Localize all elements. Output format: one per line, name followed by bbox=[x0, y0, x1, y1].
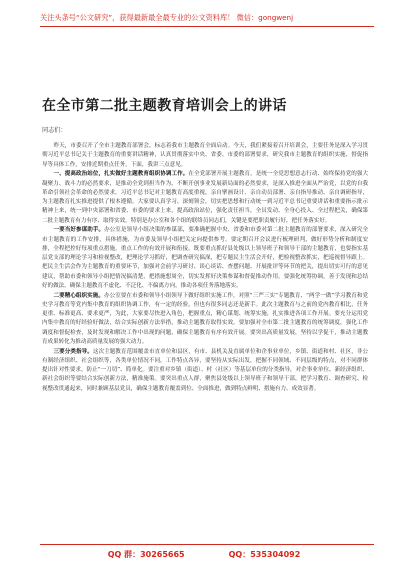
footer-contacts bbox=[0, 548, 408, 562]
paragraph-lead: 一、提高政治站位，扎实做好主题教育组织协调工作。 bbox=[53, 171, 189, 178]
document-title: 在全市第二批主题教育培训会上的讲话 bbox=[42, 98, 287, 114]
paragraph-lead: 三要分类指导。 bbox=[53, 348, 93, 355]
paragraph-text: 这次主题教育范围覆盖市直单位和县区，有市、县机关及直属单位和企事业单位，乡镇、街道和村、社区，非公有制经济组织、社会组织等，各类单位情况不同，工作特点各异，要坚持从实际出发，把握不同领域、不同层级的特点，对不同群体提出针对性要求，防止“一刀切”、简单化。要注重对乡镇（街道）、村（社区）等基层单位的分类指导，对企事业单位、新经济组织、新社会组织等要结合实际创新方法，精准施策。要突出重点人群，聚焦县处级以上领导班子和领导干部，把学习教育、调查研究、检视整改贯通起来，同时兼顾基层党员，确保主题教育覆盖到位、全面推进，做到特点鲜明、措施有力、成效显著。 bbox=[42, 348, 368, 392]
qq-group-contact: QQ 群：30265665 bbox=[107, 550, 185, 559]
paragraph bbox=[42, 292, 368, 348]
paragraph-text: 办公室要在市委和领导小组领导下做好组织实施工作，对照“三严三实”专题教育、“两学一做”学习教育和党史学习教育等党内集中教育的组织协调工作，有一定的经验，但也有很多同志还是新手。此次主题教育与之前的党内教育相比，任务更重、标准更高、要求更严，为此，大家要尽快进入角色，把握重点，精心谋划、统筹实施，扎实推进各项工作开展。要充分运用党内集中教育的好经验好做法，结合实际创新方法举措，推动主题教育取得实效。要加强对全市第二批主题教育的统筹调度，强化工作调度和督促检查，及时发现和解决工作中出现的问题，确保主题教育有序有效开展。要突出高质量发展，坚持以学促干，推动主题教育成果转化为推动高质量发展的强大动力。 bbox=[42, 292, 368, 345]
paragraph-text: 在全党部署开展主题教育，是统一全党思想意志行动、始终保持党的强大凝聚力、战斗力的必然要求，是推动全党到担当作为、不断开创事业发展新局面的必然要求，是深入推进全面从严治党，以党的自我革命引领社会革命的必然要求。习近平总书记对主题教育高度重视，亲自擘画设计、亲自动员部署、亲自指导推动、亲自调研指导，为主题教育扎实推进提供了根本遵循。大家要认真学习、深刻领会，切实把思想和行动统一到习近平总书记重要讲话和重要指示批示精神上来，统一到中央部署和省委、市委的要求上来，提高政治站位，强化责任担当，全员发动、全身心投入、全过程把关，确保第二批主题教育有力有序、取得实效。特别是办公室和各个组的联络员同志们，关键是要把职责履行好，把任务落实好。 bbox=[42, 171, 368, 224]
paragraph bbox=[42, 348, 368, 394]
paragraph bbox=[42, 170, 368, 226]
paragraph-lead: 二要精心组织实施。 bbox=[53, 292, 104, 299]
paragraph-text: 办公室是领导小组决策的参谋部，要准确把握中央、省委和市委对第二批主题教育的部署要求，深入研究全市主题教育的工作安排，具体措施，为市委及领导小组把关定向提供参考。要定期召开会议进行梳理研判，做好形势分析和制度安排，全程把控好每项重点措施，重点工作的有效开展和衔接。既要重点抓好县处级以上领导班子和领导干部的主题教育，也要指实基层党支部的理论学习和检视整改，把理论学习抓好，把调查研究搞深，把专题民主生活会开好，把检视整改抓实，把巡视督导跟上。把民主生活会作为主题教育的重要环节，加强对会前学习研讨、谈心谈话、查摆问题、开展批评等环节的把关，提出切实可行的意见建议，帮助市委和领导小组把情况搞清楚，把措施想周全，切实发挥好决策参谋和督促推动作用。要强化统筹协调，善于发现和总结好的做法，确保主题教育不虚化、不泛化、不偏离方向，推动各项任务落地落实。 bbox=[42, 227, 368, 289]
footer-divider bbox=[40, 544, 374, 545]
qq-contact: QQ：535304092 bbox=[228, 550, 301, 559]
header-banner-text: 关注头条号“公文研究”，获得最新最全最专业的公文资料库！ 微信：gongwenj bbox=[40, 13, 294, 22]
document-body bbox=[42, 142, 368, 544]
paragraph-text: 昨天，市委召开了全市主题教育部署会，标志着我市主题教育全面启动。今天，我们紧接着召开培训会，主要任务是深入学习贯彻习近平总书记关于主题教育的重要讲话精神，认真贯彻落实中央、省委、市委的部署要求，研究我市主题教育的组织实施、督促指导等具体工作，安排近期重点任务。下面，我讲三点意见。 bbox=[42, 143, 368, 168]
paragraph-lead: 一要当好参谋助手。 bbox=[53, 227, 105, 234]
paragraph bbox=[42, 226, 368, 291]
paragraph bbox=[42, 142, 368, 170]
header-divider bbox=[40, 26, 374, 27]
greeting: 同志们： bbox=[42, 127, 67, 134]
header-banner bbox=[40, 11, 374, 25]
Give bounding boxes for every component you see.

+===+

Problem => Arrange every line of the material above as a JSON list of strings, with one string per line, and skip any blank lines. Leave the pictures out of the answer.

Complete answer =>
[
  "Localize all elements. Output format: one per line, name followed by bbox=[x0, y0, x1, y1].",
  "footer-contacts bbox=[0, 548, 408, 562]",
  "paragraph-lead: 一、提高政治站位，扎实做好主题教育组织协调工作。 bbox=[53, 171, 189, 178]",
  "document-title: 在全市第二批主题教育培训会上的讲话 bbox=[42, 98, 287, 114]",
  "paragraph-lead: 三要分类指导。 bbox=[53, 348, 93, 355]",
  "paragraph-text: 这次主题教育范围覆盖市直单位和县区，有市、县机关及直属单位和企事业单位，乡镇、街道和村、社区，非公有制经济组织、社会组织等，各类单位情况不同，工作特点各异，要坚持从实际出发，把握不同领域、不同层级的特点，对不同群体提出针对性要求，防止“一刀切”、简单化。要注重对乡镇（街道）、村（社区）等基层单位的分类指导，对企事业单位、新经济组织、新社会组织等要结合实际创新方法，精准施策。要突出重点人群，聚焦县处级以上领导班子和领导干部，把学习教育、调查研究、检视整改贯通起来，同时兼顾基层党员，确保主题教育覆盖到位、全面推进，做到特点鲜明、措施有力、成效显著。 bbox=[42, 348, 368, 392]",
  "qq-group-contact: QQ 群：30265665 bbox=[107, 550, 185, 559]",
  "paragraph bbox=[42, 292, 368, 348]",
  "paragraph-text: 办公室要在市委和领导小组领导下做好组织实施工作，对照“三严三实”专题教育、“两学一做”学习教育和党史学习教育等党内集中教育的组织协调工作，有一定的经验，但也有很多同志还是新手。此次主题教育与之前的党内教育相比，任务更重、标准更高、要求更严，为此，大家要尽快进入角色，把握重点，精心谋划、统筹实施，扎实推进各项工作开展。要充分运用党内集中教育的好经验好做法，结合实际创新方法举措，推动主题教育取得实效。要加强对全市第二批主题教育的统筹调度，强化工作调度和督促检查，及时发现和解决工作中出现的问题，确保主题教育有序有效开展。要突出高质量发展，坚持以学促干，推动主题教育成果转化为推动高质量发展的强大动力。 bbox=[42, 292, 368, 345]",
  "paragraph-text: 在全党部署开展主题教育，是统一全党思想意志行动、始终保持党的强大凝聚力、战斗力的必然要求，是推动全党到担当作为、不断开创事业发展新局面的必然要求，是深入推进全面从严治党，以党的自我革命引领社会革命的必然要求。习近平总书记对主题教育高度重视，亲自擘画设计、亲自动员部署、亲自指导推动、亲自调研指导，为主题教育扎实推进提供了根本遵循。大家要认真学习、深刻领会，切实把思想和行动统一到习近平总书记重要讲话和重要指示批示精神上来，统一到中央部署和省委、市委的要求上来，提高政治站位，强化责任担当，全员发动、全身心投入、全过程把关，确保第二批主题教育有力有序、取得实效。特别是办公室和各个组的联络员同志们，关键是要把职责履行好，把任务落实好。 bbox=[42, 171, 368, 224]",
  "paragraph bbox=[42, 348, 368, 394]",
  "paragraph bbox=[42, 170, 368, 226]",
  "paragraph-lead: 二要精心组织实施。 bbox=[53, 292, 104, 299]",
  "paragraph-text: 办公室是领导小组决策的参谋部，要准确把握中央、省委和市委对第二批主题教育的部署要求，深入研究全市主题教育的工作安排，具体措施，为市委及领导小组把关定向提供参考。要定期召开会议进行梳理研判，做好形势分析和制度安排，全程把控好每项重点措施，重点工作的有效开展和衔接。既要重点抓好县处级以上领导班子和领导干部的主题教育，也要指实基层党支部的理论学习和检视整改，把理论学习抓好，把调查研究搞深，把专题民主生活会开好，把检视整改抓实，把巡视督导跟上。把民主生活会作为主题教育的重要环节，加强对会前学习研讨、谈心谈话、查摆问题、开展批评等环节的把关，提出切实可行的意见建议，帮助市委和领导小组把情况搞清楚，把措施想周全，切实发挥好决策参谋和督促推动作用。要强化统筹协调，善于发现和总结好的做法，确保主题教育不虚化、不泛化、不偏离方向，推动各项任务落地落实。 bbox=[42, 227, 368, 289]",
  "footer-divider bbox=[40, 544, 374, 545]",
  "qq-contact: QQ：535304092 bbox=[228, 550, 301, 559]",
  "header-banner-text: 关注头条号“公文研究”，获得最新最全最专业的公文资料库！ 微信：gongwenj bbox=[40, 13, 294, 22]",
  "document-body bbox=[42, 142, 368, 544]",
  "paragraph-text: 昨天，市委召开了全市主题教育部署会，标志着我市主题教育全面启动。今天，我们紧接着召开培训会，主要任务是深入学习贯彻习近平总书记关于主题教育的重要讲话精神，认真贯彻落实中央、省委、市委的部署要求，研究我市主题教育的组织实施、督促指导等具体工作，安排近期重点任务。下面，我讲三点意见。 bbox=[42, 143, 368, 168]",
  "paragraph-lead: 一要当好参谋助手。 bbox=[53, 227, 105, 234]",
  "paragraph bbox=[42, 226, 368, 291]",
  "paragraph bbox=[42, 142, 368, 170]",
  "header-divider bbox=[40, 26, 374, 27]",
  "greeting: 同志们： bbox=[42, 127, 67, 134]",
  "header-banner bbox=[40, 11, 374, 25]",
  "Give bounding boxes for every component you see."
]